··· RECORDS SUPPLIED ···
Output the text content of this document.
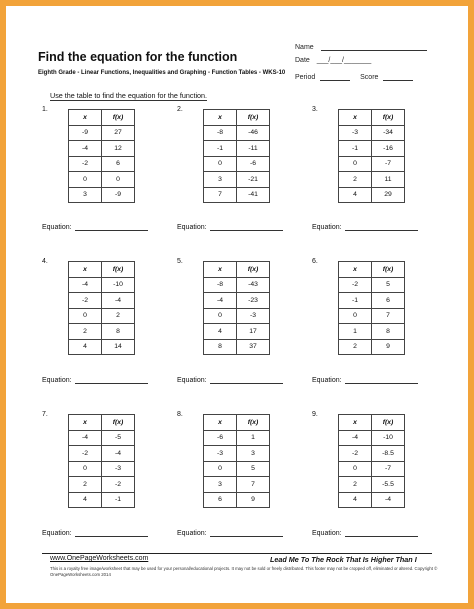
Find the equation for the function
Eighth Grade - Linear Functions, Inequalities and Graphing - Function Tables - WKS-10
Name
Date ___/___/_______
Period	Score
Use the table to find the equation for the function.
1.
x	f(x)
-9	27
-4	12
-2	6
0	0
3	-9
Equation:
2.
x	f(x)
-8	-46
-1	-11
0	-6
3	-21
7	-41
Equation:
3.
x	f(x)
-3	-34
-1	-16
0	-7
2	11
4	29
Equation:
4.
x	f(x)
-4	-10
-2	-4
0	2
2	8
4	14
Equation:
5.
x	f(x)
-8	-43
-4	-23
0	-3
4	17
8	37
Equation:
6.
x	f(x)
-2	5
-1	6
0	7
1	8
2	9
Equation:
7.
x	f(x)
-4	-5
-2	-4
0	-3
2	-2
4	-1
Equation:
8.
x	f(x)
-6	1
-3	3
0	5
3	7
6	9
Equation:
9.
x	f(x)
-4	-10
-2	-8.5
0	-7
2	-5.5
4	-4
Equation:
www.OnePageWorksheets.com	Lead Me To The Rock That Is Higher Than I
This is a royalty free image/worksheet that may be used for your personal/educational projects. It may not be sold or freely distributed. This footer may not be cropped off, eliminated or altered. Copyright © OnePageWorksheets.com 2014
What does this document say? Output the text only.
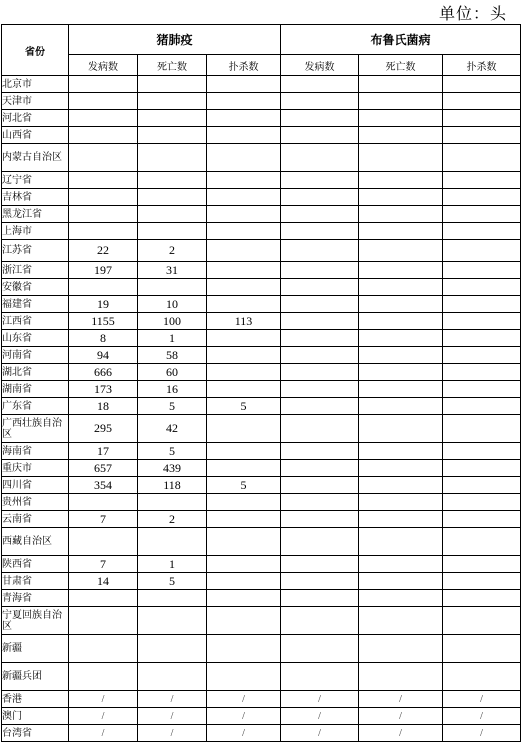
单位：头
省份	猪肺疫			布鲁氏菌病		
	发病数	死亡数	扑杀数	发病数	死亡数	扑杀数
北京市						
天津市						
河北省						
山西省						
内蒙古自治区						
辽宁省						
吉林省						
黑龙江省						
上海市						
江苏省	22	2				
浙江省	197	31				
安徽省						
福建省	19	10				
江西省	1155	100	113			
山东省	8	1				
河南省	94	58				
湖北省	666	60				
湖南省	173	16				
广东省	18	5	5			
广西壮族自治区	295	42				
海南省	17	5				
重庆市	657	439				
四川省	354	118	5			
贵州省						
云南省	7	2				
西藏自治区						
陕西省	7	1				
甘肃省	14	5				
青海省						
宁夏回族自治区						
新疆						
新疆兵团						
香港	/	/	/	/	/	/
澳门	/	/	/	/	/	/
台湾省	/	/	/	/	/	/
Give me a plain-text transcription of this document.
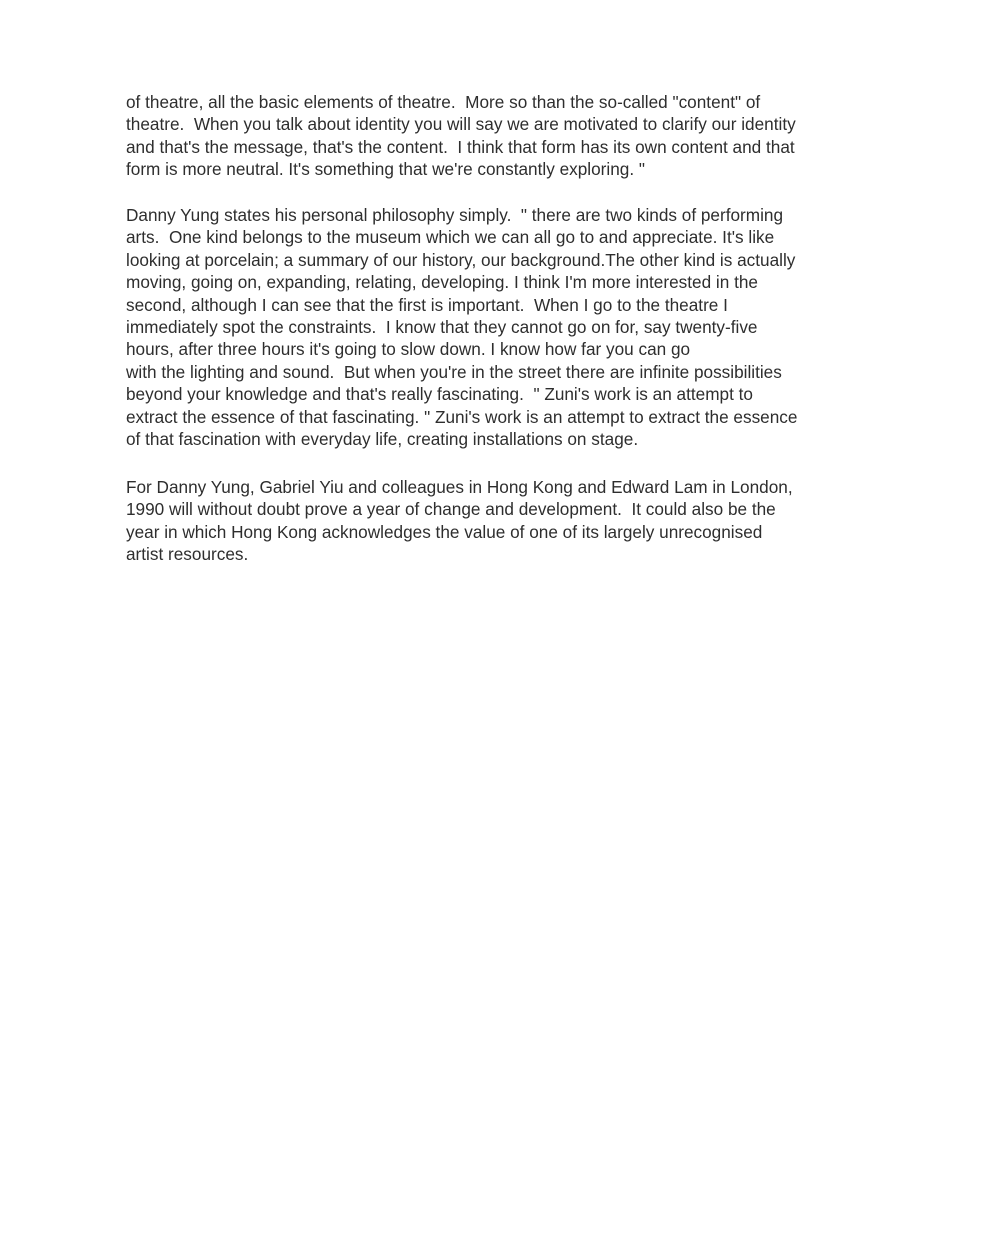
of theatre, all the basic elements of theatre.  More so than the so-called "content" of
theatre.  When you talk about identity you will say we are motivated to clarify our identity
and that's the message, that's the content.  I think that form has its own content and that
form is more neutral. It's something that we're constantly exploring. "
Danny Yung states his personal philosophy simply.  " there are two kinds of performing
arts.  One kind belongs to the museum which we can all go to and appreciate. It's like
looking at porcelain; a summary of our history, our background.The other kind is actually
moving, going on, expanding, relating, developing. I think I'm more interested in the
second, although I can see that the first is important.  When I go to the theatre I
immediately spot the constraints.  I know that they cannot go on for, say twenty-five
hours, after three hours it's going to slow down. I know how far you can go
with the lighting and sound.  But when you're in the street there are infinite possibilities
beyond your knowledge and that's really fascinating.  " Zuni's work is an attempt to
extract the essence of that fascinating. " Zuni's work is an attempt to extract the essence
of that fascination with everyday life, creating installations on stage.
For Danny Yung, Gabriel Yiu and colleagues in Hong Kong and Edward Lam in London,
1990 will without doubt prove a year of change and development.  It could also be the
year in which Hong Kong acknowledges the value of one of its largely unrecognised
artist resources.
···
Scan the data for the word "think" and copy every line where it shows up.

● **OUTPUT**
and that's the message, that's the content.  I think that form has its own content and that
moving, going on, expanding, relating, developing. I think I'm more interested in the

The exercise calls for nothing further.